>> begin DATASET RECORDS

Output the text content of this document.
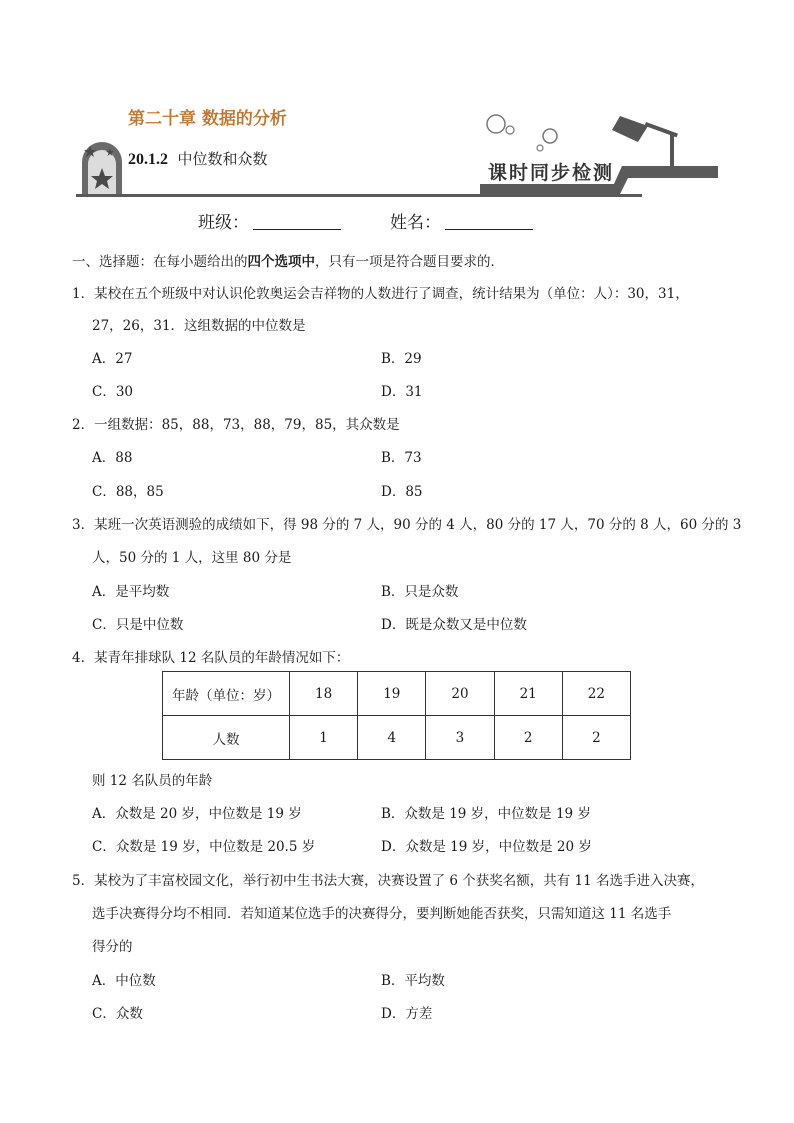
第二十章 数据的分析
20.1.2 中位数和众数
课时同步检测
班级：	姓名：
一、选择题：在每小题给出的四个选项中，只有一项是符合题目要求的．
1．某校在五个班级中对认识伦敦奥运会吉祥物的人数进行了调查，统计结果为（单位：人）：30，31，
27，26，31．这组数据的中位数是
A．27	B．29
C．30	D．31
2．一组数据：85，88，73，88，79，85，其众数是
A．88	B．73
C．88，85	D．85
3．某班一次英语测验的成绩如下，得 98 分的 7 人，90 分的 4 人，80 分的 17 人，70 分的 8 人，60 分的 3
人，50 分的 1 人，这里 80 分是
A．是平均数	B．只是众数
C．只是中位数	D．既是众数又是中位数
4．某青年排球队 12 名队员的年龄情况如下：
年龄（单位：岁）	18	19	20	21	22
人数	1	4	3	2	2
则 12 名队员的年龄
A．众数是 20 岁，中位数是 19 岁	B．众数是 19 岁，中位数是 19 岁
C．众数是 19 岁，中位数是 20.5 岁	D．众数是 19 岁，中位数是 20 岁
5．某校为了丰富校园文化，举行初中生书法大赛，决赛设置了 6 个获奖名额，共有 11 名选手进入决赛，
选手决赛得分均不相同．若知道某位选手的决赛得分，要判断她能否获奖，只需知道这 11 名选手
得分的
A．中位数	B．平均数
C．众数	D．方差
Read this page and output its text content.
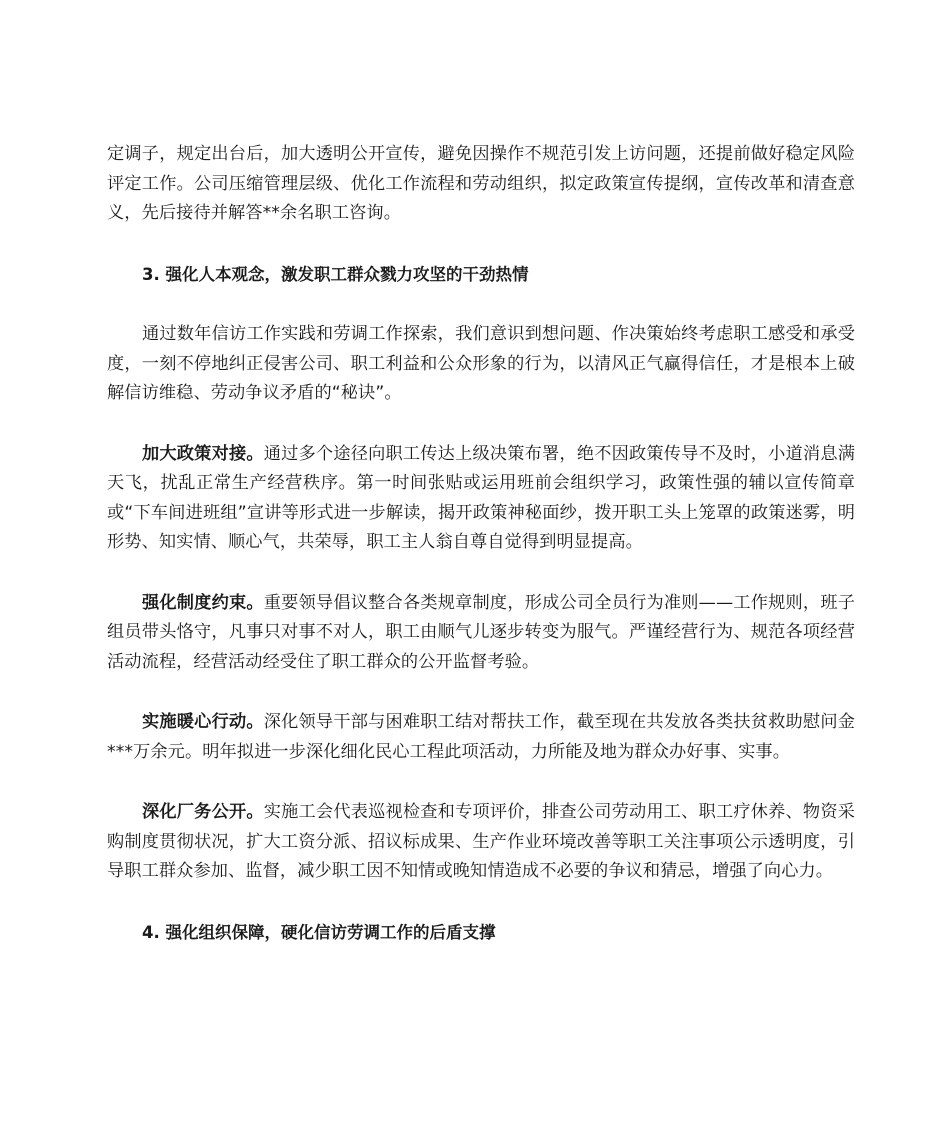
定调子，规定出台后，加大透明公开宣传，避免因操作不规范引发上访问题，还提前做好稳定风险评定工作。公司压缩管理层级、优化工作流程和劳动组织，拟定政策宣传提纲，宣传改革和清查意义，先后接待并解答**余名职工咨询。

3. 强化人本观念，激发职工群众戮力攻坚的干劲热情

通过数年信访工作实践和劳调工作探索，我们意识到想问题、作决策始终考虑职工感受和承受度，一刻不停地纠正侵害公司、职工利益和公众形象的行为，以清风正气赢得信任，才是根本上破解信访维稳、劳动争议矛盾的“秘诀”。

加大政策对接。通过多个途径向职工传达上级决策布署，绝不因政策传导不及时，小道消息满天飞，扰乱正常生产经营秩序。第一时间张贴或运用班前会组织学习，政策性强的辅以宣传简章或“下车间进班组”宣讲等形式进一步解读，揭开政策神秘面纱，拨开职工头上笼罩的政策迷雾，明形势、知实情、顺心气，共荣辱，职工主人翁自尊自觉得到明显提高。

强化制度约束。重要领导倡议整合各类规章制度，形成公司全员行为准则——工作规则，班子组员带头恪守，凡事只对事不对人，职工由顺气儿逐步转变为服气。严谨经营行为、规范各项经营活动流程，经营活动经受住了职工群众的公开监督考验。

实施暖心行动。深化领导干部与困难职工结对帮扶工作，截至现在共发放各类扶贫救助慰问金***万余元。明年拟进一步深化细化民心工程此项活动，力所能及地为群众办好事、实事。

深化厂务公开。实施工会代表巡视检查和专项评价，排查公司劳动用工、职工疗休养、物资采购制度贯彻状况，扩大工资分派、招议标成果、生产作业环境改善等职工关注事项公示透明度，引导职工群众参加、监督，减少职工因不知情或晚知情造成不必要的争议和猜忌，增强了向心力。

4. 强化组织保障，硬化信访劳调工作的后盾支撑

>> end DATASET RECORDS

* [GOAL] Strip out the images, then output the records above word for word.

* [RESPONSE]
Output the text content of this document.
第二十章 数据的分析
20.1.2 中位数和众数
课时同步检测
班级：	姓名：
一、选择题：在每小题给出的四个选项中，只有一项是符合题目要求的．
1．某校在五个班级中对认识伦敦奥运会吉祥物的人数进行了调查，统计结果为（单位：人）：30，31，
27，26，31．这组数据的中位数是
A．27	B．29
C．30	D．31
2．一组数据：85，88，73，88，79，85，其众数是
A．88	B．73
C．88，85	D．85
3．某班一次英语测验的成绩如下，得 98 分的 7 人，90 分的 4 人，80 分的 17 人，70 分的 8 人，60 分的 3
人，50 分的 1 人，这里 80 分是
A．是平均数	B．只是众数
C．只是中位数	D．既是众数又是中位数
4．某青年排球队 12 名队员的年龄情况如下：
年龄（单位：岁）	18	19	20	21	22
人数	1	4	3	2	2
则 12 名队员的年龄
A．众数是 20 岁，中位数是 19 岁	B．众数是 19 岁，中位数是 19 岁
C．众数是 19 岁，中位数是 20.5 岁	D．众数是 19 岁，中位数是 20 岁
5．某校为了丰富校园文化，举行初中生书法大赛，决赛设置了 6 个获奖名额，共有 11 名选手进入决赛，
选手决赛得分均不相同．若知道某位选手的决赛得分，要判断她能否获奖，只需知道这 11 名选手
得分的
A．中位数	B．平均数
C．众数	D．方差
Read this page and output its text content.
定调子，规定出台后，加大透明公开宣传，避免因操作不规范引发上访问题，还提前做好稳定风险评定工作。公司压缩管理层级、优化工作流程和劳动组织，拟定政策宣传提纲，宣传改革和清查意义，先后接待并解答**余名职工咨询。

3. 强化人本观念，激发职工群众戮力攻坚的干劲热情

通过数年信访工作实践和劳调工作探索，我们意识到想问题、作决策始终考虑职工感受和承受度，一刻不停地纠正侵害公司、职工利益和公众形象的行为，以清风正气赢得信任，才是根本上破解信访维稳、劳动争议矛盾的“秘诀”。

加大政策对接。通过多个途径向职工传达上级决策布署，绝不因政策传导不及时，小道消息满天飞，扰乱正常生产经营秩序。第一时间张贴或运用班前会组织学习，政策性强的辅以宣传简章或“下车间进班组”宣讲等形式进一步解读，揭开政策神秘面纱，拨开职工头上笼罩的政策迷雾，明形势、知实情、顺心气，共荣辱，职工主人翁自尊自觉得到明显提高。

强化制度约束。重要领导倡议整合各类规章制度，形成公司全员行为准则——工作规则，班子组员带头恪守，凡事只对事不对人，职工由顺气儿逐步转变为服气。严谨经营行为、规范各项经营活动流程，经营活动经受住了职工群众的公开监督考验。

实施暖心行动。深化领导干部与困难职工结对帮扶工作，截至现在共发放各类扶贫救助慰问金***万余元。明年拟进一步深化细化民心工程此项活动，力所能及地为群众办好事、实事。

深化厂务公开。实施工会代表巡视检查和专项评价，排查公司劳动用工、职工疗休养、物资采购制度贯彻状况，扩大工资分派、招议标成果、生产作业环境改善等职工关注事项公示透明度，引导职工群众参加、监督，减少职工因不知情或晚知情造成不必要的争议和猜忌，增强了向心力。

4. 强化组织保障，硬化信访劳调工作的后盾支撑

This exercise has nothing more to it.